Task to carry out: Copy all of the material exactly. Pictures are not to appear in the copy.

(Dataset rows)
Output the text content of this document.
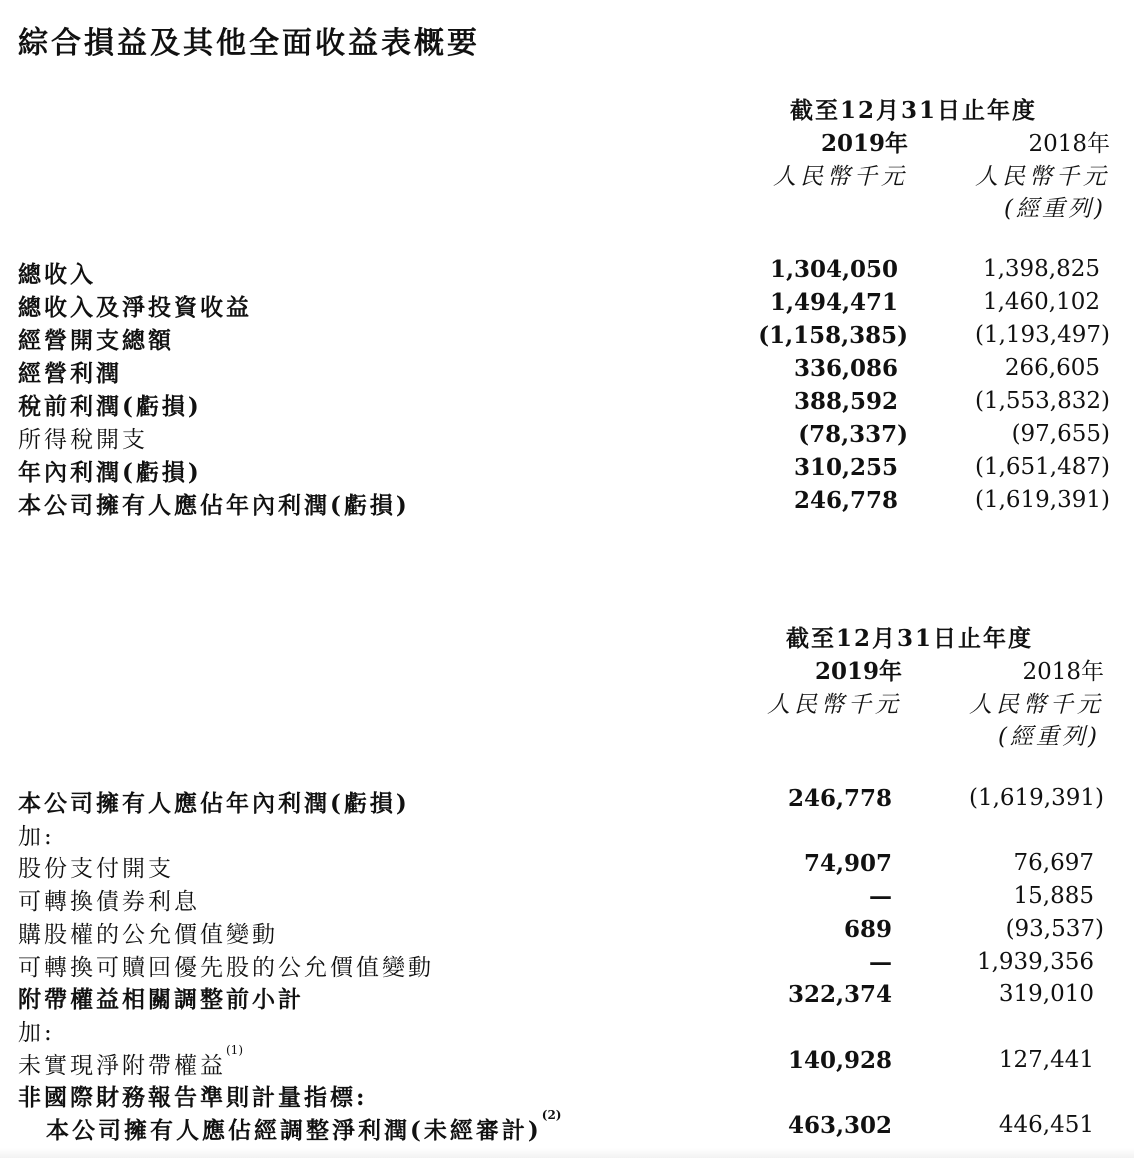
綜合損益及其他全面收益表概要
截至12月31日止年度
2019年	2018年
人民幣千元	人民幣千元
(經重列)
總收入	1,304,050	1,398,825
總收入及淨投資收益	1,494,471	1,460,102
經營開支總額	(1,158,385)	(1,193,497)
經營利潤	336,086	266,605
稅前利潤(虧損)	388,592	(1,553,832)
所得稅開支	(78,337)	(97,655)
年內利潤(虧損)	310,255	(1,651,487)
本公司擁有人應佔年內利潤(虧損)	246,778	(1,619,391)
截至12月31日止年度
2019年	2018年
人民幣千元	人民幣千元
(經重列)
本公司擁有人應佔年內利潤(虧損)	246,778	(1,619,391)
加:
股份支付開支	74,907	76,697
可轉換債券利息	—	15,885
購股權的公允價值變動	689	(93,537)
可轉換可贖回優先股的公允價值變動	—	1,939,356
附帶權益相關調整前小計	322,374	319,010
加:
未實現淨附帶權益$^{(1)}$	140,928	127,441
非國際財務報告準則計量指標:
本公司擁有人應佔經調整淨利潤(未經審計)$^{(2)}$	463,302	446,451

Problem solution:
Output the text content of this document.
綜合損益及其他全面收益表概要
截至12月31日止年度
2019年	2018年
人民幣千元	人民幣千元
(經重列)
總收入	1,304,050	1,398,825
總收入及淨投資收益	1,494,471	1,460,102
經營開支總額	(1,158,385)	(1,193,497)
經營利潤	336,086	266,605
稅前利潤(虧損)	388,592	(1,553,832)
所得稅開支	(78,337)	(97,655)
年內利潤(虧損)	310,255	(1,651,487)
本公司擁有人應佔年內利潤(虧損)	246,778	(1,619,391)
截至12月31日止年度
2019年	2018年
人民幣千元	人民幣千元
(經重列)
本公司擁有人應佔年內利潤(虧損)	246,778	(1,619,391)
加:
股份支付開支	74,907	76,697
可轉換債券利息	—	15,885
購股權的公允價值變動	689	(93,537)
可轉換可贖回優先股的公允價值變動	—	1,939,356
附帶權益相關調整前小計	322,374	319,010
加:
未實現淨附帶權益$^{(1)}$	140,928	127,441
非國際財務報告準則計量指標:
本公司擁有人應佔經調整淨利潤(未經審計)$^{(2)}$	463,302	446,451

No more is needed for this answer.